__Complete the following__
(A) Return the passage on Jesus and the Pharisees from "In fact, this" up to and including "and Pharisees, hypocrites!".
(B) List each party that the passage on Jesus and the Pharisees says has an agenda coming together in these stories.
**** Passage
At this point in our march through the lectionary for Year A, which obviously features the Gospel according to Matthew, it seems that Jesus has nothing better to do than to argue with and criticize the Pharisees.
In fact, this game of one-upmanship that Jesus always wins, gets even nastier. Soon we will hear Jesus say, Woe to you, scribes and Pharisees, hypocrites!
So maybe it’s time to step back a bit and look at the larger picture. Maybe it is time to look at all of the agendas coming together in these stories.
There’s the agenda of the Pharisees, for sure, and it is to discredit Jesus. Then there’s Jesus’ agenda, which is to reform Judaism—often by turning upside down the most cherished tenets of the orthodox faith.
But then there’s the agenda of the Gospel writers, in this case Matthew. That’s the agenda we have the hardest time focusing on—and for good reason. We believe God inspired the Gospel writers. We believe what they wrote contains everything necessary to our own salvation.
And since our eternal lives depend on Holy Scripture, we sometimes have trouble scrutinizing it and considering the social and political contexts in which it was written. We especially have trouble when it seems to mesh so nicely with our own human contexts, our own cultural and political perspectives and, yes, prejudices.
But every so often we need to step back and look at the larger picture, not only of the agendas coming together in Biblical stories, but how those agendas intersect with our own.
Let’s begin with Jesus. He was not a Christian. He was a Jew and a devout adherent to the Jewish faith. When he answered his Father’s call to begin his ministry, he went to a synagogue. Throughout his life he preached and taught in synagogues.
Yes, Jesus was very critical of the religious leadership of his day. He was critical of the Sadduccees, who were the temple priests. He was critical of the scribes and Pharisees, who were learned and devout lay people who studied the Hebrew Scriptures and practiced the Hebrew laws contained therein. The Pharisees especially were known for their strict and diligent observance of Torah, which they understood to be God’s law.
But Jesus’ critique of Judaism and its leadership should first of all be understood as internal criticism, not criticism from without. He never left the Jewish faith. He was crucified as a Jew by the Roman state, with the consent and encouragement of the most powerful religious leaders of his day.
Moreover, Jesus’ criticism was part of a long tradition of internal criticism practiced by Judaism. That’s why so many saw him as the latest in a long string of prophets who had called the Israelites back to the faith over the centuries.
********
**** Extracted data
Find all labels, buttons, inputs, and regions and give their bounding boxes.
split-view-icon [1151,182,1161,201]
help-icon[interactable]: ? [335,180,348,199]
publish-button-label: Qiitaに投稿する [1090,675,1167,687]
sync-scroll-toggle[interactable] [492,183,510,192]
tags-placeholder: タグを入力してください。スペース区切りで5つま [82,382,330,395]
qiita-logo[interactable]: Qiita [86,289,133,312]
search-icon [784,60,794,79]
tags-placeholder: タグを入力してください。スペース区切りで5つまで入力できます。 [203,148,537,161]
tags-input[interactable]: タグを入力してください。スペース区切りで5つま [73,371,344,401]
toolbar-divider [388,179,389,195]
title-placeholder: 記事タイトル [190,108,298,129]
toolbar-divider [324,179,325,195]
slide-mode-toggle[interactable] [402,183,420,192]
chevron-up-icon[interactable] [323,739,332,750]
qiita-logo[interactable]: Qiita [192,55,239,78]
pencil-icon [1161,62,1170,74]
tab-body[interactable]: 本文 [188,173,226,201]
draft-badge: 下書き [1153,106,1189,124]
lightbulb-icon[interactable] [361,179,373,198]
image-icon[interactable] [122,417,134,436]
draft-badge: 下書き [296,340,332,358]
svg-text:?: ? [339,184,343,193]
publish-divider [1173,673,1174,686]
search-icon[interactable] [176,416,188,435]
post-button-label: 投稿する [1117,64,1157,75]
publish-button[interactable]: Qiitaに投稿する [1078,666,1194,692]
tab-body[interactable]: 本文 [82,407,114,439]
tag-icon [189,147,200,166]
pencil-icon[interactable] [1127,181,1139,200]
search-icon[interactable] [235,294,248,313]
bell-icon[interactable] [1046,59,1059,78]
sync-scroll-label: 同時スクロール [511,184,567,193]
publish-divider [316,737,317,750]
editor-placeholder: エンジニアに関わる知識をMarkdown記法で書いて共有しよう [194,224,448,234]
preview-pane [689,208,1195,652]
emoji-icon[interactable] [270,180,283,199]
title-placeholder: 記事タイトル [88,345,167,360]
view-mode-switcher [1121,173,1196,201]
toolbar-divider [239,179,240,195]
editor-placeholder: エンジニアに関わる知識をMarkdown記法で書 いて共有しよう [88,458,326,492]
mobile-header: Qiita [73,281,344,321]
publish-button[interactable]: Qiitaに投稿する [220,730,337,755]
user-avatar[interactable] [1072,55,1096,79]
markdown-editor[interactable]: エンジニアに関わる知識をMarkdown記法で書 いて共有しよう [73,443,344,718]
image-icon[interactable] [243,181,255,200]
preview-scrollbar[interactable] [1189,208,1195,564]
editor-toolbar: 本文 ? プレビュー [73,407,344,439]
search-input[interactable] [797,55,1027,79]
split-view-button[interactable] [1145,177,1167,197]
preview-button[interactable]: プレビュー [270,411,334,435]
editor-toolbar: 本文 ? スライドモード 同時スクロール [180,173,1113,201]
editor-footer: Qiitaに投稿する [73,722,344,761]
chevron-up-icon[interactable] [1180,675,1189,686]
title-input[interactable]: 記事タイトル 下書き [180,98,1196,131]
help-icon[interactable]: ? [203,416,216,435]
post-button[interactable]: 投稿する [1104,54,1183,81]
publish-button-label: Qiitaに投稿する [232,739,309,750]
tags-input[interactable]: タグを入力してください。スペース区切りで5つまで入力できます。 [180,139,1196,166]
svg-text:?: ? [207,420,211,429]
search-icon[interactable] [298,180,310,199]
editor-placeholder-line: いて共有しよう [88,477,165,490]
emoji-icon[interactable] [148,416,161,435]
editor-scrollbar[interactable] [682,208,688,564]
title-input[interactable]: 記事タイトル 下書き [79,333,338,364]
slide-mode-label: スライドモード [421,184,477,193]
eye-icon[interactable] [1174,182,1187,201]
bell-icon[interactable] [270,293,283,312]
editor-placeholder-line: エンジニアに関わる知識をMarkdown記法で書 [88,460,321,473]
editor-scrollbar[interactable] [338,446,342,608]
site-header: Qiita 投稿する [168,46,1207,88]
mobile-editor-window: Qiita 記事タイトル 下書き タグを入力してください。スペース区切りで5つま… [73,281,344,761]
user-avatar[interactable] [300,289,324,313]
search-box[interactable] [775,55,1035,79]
********
__The answers__
(A)
In fact, this game of one-upmanship that Jesus always wins, gets even nastier. Soon we will hear Jesus say, Woe to you, scribes and Pharisees, hypocrites!

(B)
- The Pharisees
- Jesus
- The Gospel writers (in this case Matthew)